*INSTRUCTIONS TO FOLLOW*. Copy every line of the entries below verbatim, with no changes.

===== MATERIAL SUPPLIED

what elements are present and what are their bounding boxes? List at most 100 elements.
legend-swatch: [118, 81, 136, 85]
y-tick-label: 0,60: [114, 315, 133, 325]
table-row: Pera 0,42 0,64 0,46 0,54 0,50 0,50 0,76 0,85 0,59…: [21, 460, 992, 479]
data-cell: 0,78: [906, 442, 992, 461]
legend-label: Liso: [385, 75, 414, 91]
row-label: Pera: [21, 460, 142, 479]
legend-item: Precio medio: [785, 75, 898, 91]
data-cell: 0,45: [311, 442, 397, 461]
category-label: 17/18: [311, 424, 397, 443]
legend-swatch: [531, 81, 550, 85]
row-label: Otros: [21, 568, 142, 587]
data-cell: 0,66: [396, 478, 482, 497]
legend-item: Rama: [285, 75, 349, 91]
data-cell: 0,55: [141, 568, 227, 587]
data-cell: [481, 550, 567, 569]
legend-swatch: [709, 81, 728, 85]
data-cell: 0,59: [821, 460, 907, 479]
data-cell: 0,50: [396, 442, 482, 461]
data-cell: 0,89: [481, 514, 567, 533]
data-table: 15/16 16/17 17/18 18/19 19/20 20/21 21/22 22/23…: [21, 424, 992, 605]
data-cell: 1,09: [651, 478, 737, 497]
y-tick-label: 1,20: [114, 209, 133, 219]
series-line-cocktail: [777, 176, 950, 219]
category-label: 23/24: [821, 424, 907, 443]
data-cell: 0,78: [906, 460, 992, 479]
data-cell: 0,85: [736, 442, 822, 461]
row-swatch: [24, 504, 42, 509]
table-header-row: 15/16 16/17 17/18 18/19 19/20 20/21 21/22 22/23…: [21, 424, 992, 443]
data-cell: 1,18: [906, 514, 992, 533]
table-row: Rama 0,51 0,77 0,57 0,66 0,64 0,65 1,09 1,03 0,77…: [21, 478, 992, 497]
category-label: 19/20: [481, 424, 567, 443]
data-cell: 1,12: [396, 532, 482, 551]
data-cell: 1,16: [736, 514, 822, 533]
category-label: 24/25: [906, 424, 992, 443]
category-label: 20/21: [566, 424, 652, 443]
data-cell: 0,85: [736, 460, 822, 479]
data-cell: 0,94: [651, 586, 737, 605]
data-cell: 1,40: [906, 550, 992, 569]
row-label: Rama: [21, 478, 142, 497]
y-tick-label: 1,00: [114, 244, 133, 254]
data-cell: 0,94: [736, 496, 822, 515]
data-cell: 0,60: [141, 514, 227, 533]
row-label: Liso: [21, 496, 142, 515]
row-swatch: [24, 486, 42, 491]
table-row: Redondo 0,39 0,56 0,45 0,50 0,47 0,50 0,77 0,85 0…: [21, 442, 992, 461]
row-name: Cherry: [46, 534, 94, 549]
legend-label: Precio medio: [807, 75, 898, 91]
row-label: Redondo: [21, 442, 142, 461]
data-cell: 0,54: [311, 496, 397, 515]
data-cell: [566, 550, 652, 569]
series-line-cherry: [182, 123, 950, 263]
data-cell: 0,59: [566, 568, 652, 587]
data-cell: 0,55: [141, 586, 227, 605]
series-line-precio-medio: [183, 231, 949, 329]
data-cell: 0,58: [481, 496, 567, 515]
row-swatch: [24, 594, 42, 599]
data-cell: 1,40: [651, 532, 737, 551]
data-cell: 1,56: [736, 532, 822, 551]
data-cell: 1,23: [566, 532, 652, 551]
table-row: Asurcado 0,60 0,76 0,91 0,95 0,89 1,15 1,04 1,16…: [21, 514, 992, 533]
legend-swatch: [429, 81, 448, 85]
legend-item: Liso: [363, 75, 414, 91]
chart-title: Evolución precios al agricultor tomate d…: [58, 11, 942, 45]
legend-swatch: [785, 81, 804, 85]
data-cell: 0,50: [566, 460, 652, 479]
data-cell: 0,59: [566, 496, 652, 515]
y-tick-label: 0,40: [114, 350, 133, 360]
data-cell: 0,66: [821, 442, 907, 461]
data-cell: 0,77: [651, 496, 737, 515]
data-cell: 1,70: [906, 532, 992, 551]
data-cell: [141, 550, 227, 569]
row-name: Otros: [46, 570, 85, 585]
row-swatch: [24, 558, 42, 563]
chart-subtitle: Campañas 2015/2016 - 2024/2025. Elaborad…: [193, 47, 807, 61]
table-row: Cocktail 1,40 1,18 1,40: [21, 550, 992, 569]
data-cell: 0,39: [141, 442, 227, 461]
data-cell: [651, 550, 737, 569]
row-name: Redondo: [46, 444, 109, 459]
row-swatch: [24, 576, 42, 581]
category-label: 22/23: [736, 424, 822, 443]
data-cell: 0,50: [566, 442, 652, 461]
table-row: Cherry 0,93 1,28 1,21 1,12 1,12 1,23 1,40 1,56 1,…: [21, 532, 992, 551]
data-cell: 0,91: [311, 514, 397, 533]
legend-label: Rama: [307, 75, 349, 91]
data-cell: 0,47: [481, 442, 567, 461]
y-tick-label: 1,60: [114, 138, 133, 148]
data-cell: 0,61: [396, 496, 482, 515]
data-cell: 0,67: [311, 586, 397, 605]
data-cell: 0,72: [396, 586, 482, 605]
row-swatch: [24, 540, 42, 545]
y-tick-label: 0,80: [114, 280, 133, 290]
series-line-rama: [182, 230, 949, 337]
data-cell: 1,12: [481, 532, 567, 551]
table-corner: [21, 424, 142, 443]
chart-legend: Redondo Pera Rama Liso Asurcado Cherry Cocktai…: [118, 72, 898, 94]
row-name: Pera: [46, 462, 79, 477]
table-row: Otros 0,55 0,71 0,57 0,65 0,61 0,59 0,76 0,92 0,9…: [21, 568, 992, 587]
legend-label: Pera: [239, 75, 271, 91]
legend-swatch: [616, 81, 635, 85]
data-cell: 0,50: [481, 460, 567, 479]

==========

*TASK RESPONSE*.
what elements are present and what are their bounding boxes? List at most 100 elements.
legend-swatch: [118, 81, 136, 85]
y-tick-label: 0,60: [114, 315, 133, 325]
table-row: Pera 0,42 0,64 0,46 0,54 0,50 0,50 0,76 0,85 0,59…: [21, 460, 992, 479]
data-cell: 0,78: [906, 442, 992, 461]
legend-label: Liso: [385, 75, 414, 91]
row-label: Pera: [21, 460, 142, 479]
legend-item: Precio medio: [785, 75, 898, 91]
data-cell: 0,45: [311, 442, 397, 461]
category-label: 17/18: [311, 424, 397, 443]
legend-swatch: [531, 81, 550, 85]
row-label: Otros: [21, 568, 142, 587]
data-cell: 0,66: [396, 478, 482, 497]
legend-item: Rama: [285, 75, 349, 91]
data-cell: 0,55: [141, 568, 227, 587]
data-cell: [481, 550, 567, 569]
legend-swatch: [709, 81, 728, 85]
data-cell: 0,59: [821, 460, 907, 479]
data-cell: 0,50: [396, 442, 482, 461]
data-cell: 0,89: [481, 514, 567, 533]
data-table: 15/16 16/17 17/18 18/19 19/20 20/21 21/22 22/23…: [21, 424, 992, 605]
data-cell: 1,09: [651, 478, 737, 497]
y-tick-label: 1,20: [114, 209, 133, 219]
series-line-cocktail: [777, 176, 950, 219]
category-label: 23/24: [821, 424, 907, 443]
data-cell: 0,78: [906, 460, 992, 479]
data-cell: 0,85: [736, 442, 822, 461]
row-swatch: [24, 504, 42, 509]
table-header-row: 15/16 16/17 17/18 18/19 19/20 20/21 21/22 22/23…: [21, 424, 992, 443]
data-cell: 1,18: [906, 514, 992, 533]
table-row: Rama 0,51 0,77 0,57 0,66 0,64 0,65 1,09 1,03 0,77…: [21, 478, 992, 497]
category-label: 19/20: [481, 424, 567, 443]
data-cell: 1,12: [396, 532, 482, 551]
data-cell: 1,16: [736, 514, 822, 533]
category-label: 24/25: [906, 424, 992, 443]
category-label: 20/21: [566, 424, 652, 443]
data-cell: 0,85: [736, 460, 822, 479]
data-cell: 0,94: [651, 586, 737, 605]
data-cell: 1,40: [906, 550, 992, 569]
row-label: Rama: [21, 478, 142, 497]
y-tick-label: 1,00: [114, 244, 133, 254]
data-cell: 0,94: [736, 496, 822, 515]
data-cell: 0,60: [141, 514, 227, 533]
row-label: Liso: [21, 496, 142, 515]
row-swatch: [24, 486, 42, 491]
table-row: Redondo 0,39 0,56 0,45 0,50 0,47 0,50 0,77 0,85 0…: [21, 442, 992, 461]
row-name: Cherry: [46, 534, 94, 549]
legend-label: Precio medio: [807, 75, 898, 91]
row-label: Redondo: [21, 442, 142, 461]
data-cell: 0,54: [311, 496, 397, 515]
data-cell: [566, 550, 652, 569]
series-line-cherry: [182, 123, 950, 263]
data-cell: 0,59: [566, 568, 652, 587]
data-cell: 0,55: [141, 586, 227, 605]
series-line-precio-medio: [183, 231, 949, 329]
data-cell: 0,58: [481, 496, 567, 515]
row-swatch: [24, 594, 42, 599]
data-cell: 1,40: [651, 532, 737, 551]
data-cell: 1,56: [736, 532, 822, 551]
data-cell: 1,23: [566, 532, 652, 551]
table-row: Asurcado 0,60 0,76 0,91 0,95 0,89 1,15 1,04 1,16…: [21, 514, 992, 533]
legend-swatch: [429, 81, 448, 85]
legend-item: Liso: [363, 75, 414, 91]
chart-title: Evolución precios al agricultor tomate d…: [58, 11, 942, 45]
legend-swatch: [785, 81, 804, 85]
data-cell: 0,50: [566, 460, 652, 479]
data-cell: 0,59: [566, 496, 652, 515]
y-tick-label: 0,40: [114, 350, 133, 360]
data-cell: 0,66: [821, 442, 907, 461]
data-cell: 0,77: [651, 496, 737, 515]
data-cell: 1,70: [906, 532, 992, 551]
data-cell: [141, 550, 227, 569]
row-name: Otros: [46, 570, 85, 585]
row-swatch: [24, 558, 42, 563]
chart-subtitle: Campañas 2015/2016 - 2024/2025. Elaborad…: [193, 47, 807, 61]
table-row: Cocktail 1,40 1,18 1,40: [21, 550, 992, 569]
data-cell: 0,39: [141, 442, 227, 461]
data-cell: [651, 550, 737, 569]
row-name: Redondo: [46, 444, 109, 459]
row-swatch: [24, 576, 42, 581]
category-label: 22/23: [736, 424, 822, 443]
data-cell: 0,50: [566, 442, 652, 461]
table-row: Cherry 0,93 1,28 1,21 1,12 1,12 1,23 1,40 1,56 1,…: [21, 532, 992, 551]
data-cell: 0,91: [311, 514, 397, 533]
legend-label: Rama: [307, 75, 349, 91]
data-cell: 0,47: [481, 442, 567, 461]
y-tick-label: 1,60: [114, 138, 133, 148]
data-cell: 0,61: [396, 496, 482, 515]
data-cell: 0,67: [311, 586, 397, 605]
data-cell: 0,72: [396, 586, 482, 605]
row-swatch: [24, 540, 42, 545]
y-tick-label: 0,80: [114, 280, 133, 290]
series-line-rama: [182, 230, 949, 337]
data-cell: 1,12: [481, 532, 567, 551]
table-corner: [21, 424, 142, 443]
chart-legend: Redondo Pera Rama Liso Asurcado Cherry Cocktai…: [118, 72, 898, 94]
row-name: Pera: [46, 462, 79, 477]
table-row: Otros 0,55 0,71 0,57 0,65 0,61 0,59 0,76 0,92 0,9…: [21, 568, 992, 587]
legend-label: Pera: [239, 75, 271, 91]
legend-swatch: [616, 81, 635, 85]
data-cell: 0,50: [481, 460, 567, 479]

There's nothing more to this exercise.